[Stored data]
···
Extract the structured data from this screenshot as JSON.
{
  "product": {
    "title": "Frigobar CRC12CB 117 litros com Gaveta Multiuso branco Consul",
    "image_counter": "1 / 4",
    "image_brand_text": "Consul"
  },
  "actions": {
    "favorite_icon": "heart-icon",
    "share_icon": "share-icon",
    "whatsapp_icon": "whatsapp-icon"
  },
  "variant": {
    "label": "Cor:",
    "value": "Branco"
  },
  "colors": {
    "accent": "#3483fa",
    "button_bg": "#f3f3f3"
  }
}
···
— Instructions for the task —
Each line of the listing above should be output exactly.

— Response —
Extract the structured data from this screenshot as JSON.
{
  "product": {
    "title": "Frigobar CRC12CB 117 litros com Gaveta Multiuso branco Consul",
    "image_counter": "1 / 4",
    "image_brand_text": "Consul"
  },
  "actions": {
    "favorite_icon": "heart-icon",
    "share_icon": "share-icon",
    "whatsapp_icon": "whatsapp-icon"
  },
  "variant": {
    "label": "Cor:",
    "value": "Branco"
  },
  "colors": {
    "accent": "#3483fa",
    "button_bg": "#f3f3f3"
  }
}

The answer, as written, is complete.